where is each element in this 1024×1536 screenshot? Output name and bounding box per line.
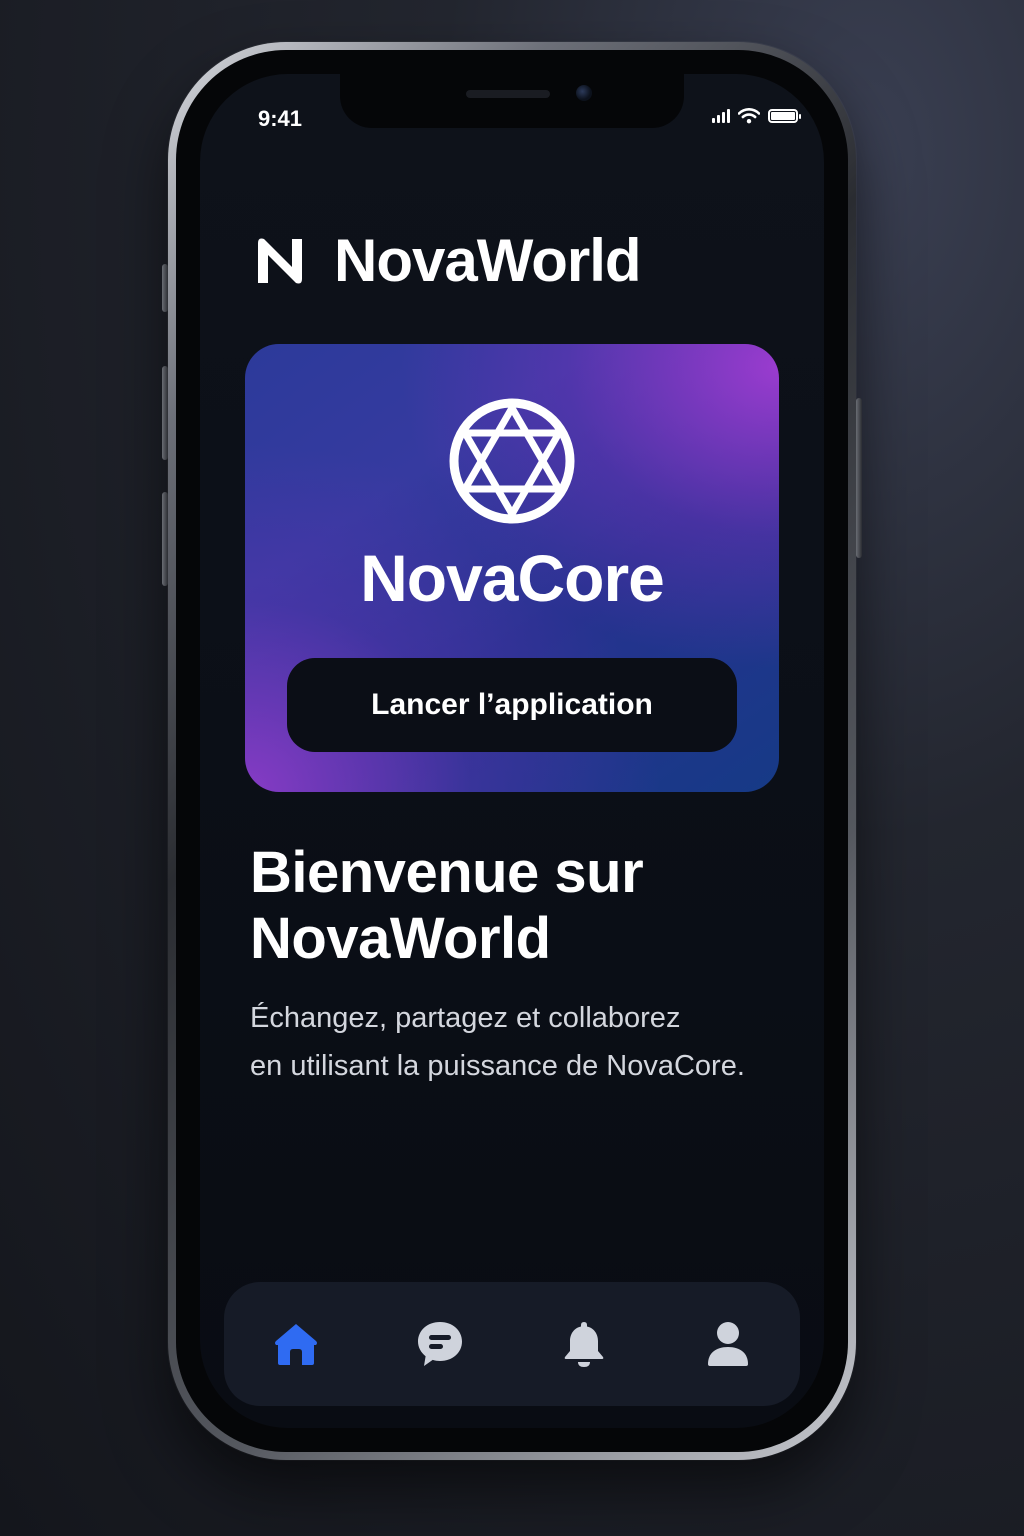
welcome-description: Échangez, partagez et collaborez en util… [250,994,820,1090]
speaker-grille [466,90,550,98]
tab-messages[interactable] [395,1299,485,1389]
welcome-text-line1: Échangez, partagez et collaborez [250,1002,681,1034]
home-icon [275,1324,317,1365]
phone-frame: 9:41 NovaWorld NovaCore Lancer l’applica… [162,42,862,1460]
welcome-title: Bienvenue sur NovaWorld [250,840,770,972]
tab-home[interactable] [251,1299,341,1389]
n-logo-icon [258,238,302,283]
profile-icon [708,1322,748,1366]
notch [340,74,684,128]
screen: 9:41 NovaWorld NovaCore Lancer l’applica… [200,74,824,1428]
launch-app-button[interactable]: Lancer l’application [287,658,737,752]
battery-icon [768,109,801,123]
front-camera [576,85,592,101]
welcome-text-line2: en utilisant la puissance de NovaCore. [250,1050,745,1082]
hero-card: NovaCore Lancer l’application [245,344,779,792]
status-icons [712,108,801,124]
battery-level [771,112,795,120]
cellular-signal-icon [712,109,730,123]
volume-down-button [162,492,168,586]
bell-icon [564,1322,604,1367]
tab-notifications[interactable] [539,1299,629,1389]
tab-bar [224,1282,800,1406]
welcome-title-line1: Bienvenue sur [250,840,644,905]
welcome-title-line2: NovaWorld [250,906,551,971]
star-network-icon [449,398,575,524]
hero-title: NovaCore [360,541,665,615]
app-header: NovaWorld [252,226,642,295]
volume-up-button [162,366,168,460]
app-name: NovaWorld [334,227,642,294]
status-time: 9:41 [258,106,303,131]
wifi-icon [738,108,760,124]
silent-switch [162,264,168,312]
power-button [856,398,862,558]
tab-profile[interactable] [683,1299,773,1389]
chat-icon [418,1322,462,1366]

────────────────

> **Exercise**:
Reproduce every row above word for word, leaving out the picture.

> **Answer**:
where is each element in this 1024×1536 screenshot? Output name and bounding box per line.
welcome-description: Échangez, partagez et collaborez en util… [250,994,820,1090]
speaker-grille [466,90,550,98]
tab-messages[interactable] [395,1299,485,1389]
welcome-text-line1: Échangez, partagez et collaborez [250,1002,681,1034]
home-icon [275,1324,317,1365]
phone-frame: 9:41 NovaWorld NovaCore Lancer l’applica… [162,42,862,1460]
welcome-title: Bienvenue sur NovaWorld [250,840,770,972]
tab-home[interactable] [251,1299,341,1389]
n-logo-icon [258,238,302,283]
profile-icon [708,1322,748,1366]
notch [340,74,684,128]
screen: 9:41 NovaWorld NovaCore Lancer l’applica… [200,74,824,1428]
launch-app-button[interactable]: Lancer l’application [287,658,737,752]
battery-icon [768,109,801,123]
front-camera [576,85,592,101]
welcome-text-line2: en utilisant la puissance de NovaCore. [250,1050,745,1082]
hero-card: NovaCore Lancer l’application [245,344,779,792]
status-icons [712,108,801,124]
battery-level [771,112,795,120]
cellular-signal-icon [712,109,730,123]
volume-down-button [162,492,168,586]
bell-icon [564,1322,604,1367]
tab-notifications[interactable] [539,1299,629,1389]
tab-bar [224,1282,800,1406]
welcome-title-line1: Bienvenue sur [250,840,644,905]
welcome-title-line2: NovaWorld [250,906,551,971]
star-network-icon [449,398,575,524]
hero-title: NovaCore [360,541,665,615]
app-header: NovaWorld [252,226,642,295]
volume-up-button [162,366,168,460]
app-name: NovaWorld [334,227,642,294]
status-time: 9:41 [258,106,303,131]
wifi-icon [738,108,760,124]
silent-switch [162,264,168,312]
power-button [856,398,862,558]
tab-profile[interactable] [683,1299,773,1389]
chat-icon [418,1322,462,1366]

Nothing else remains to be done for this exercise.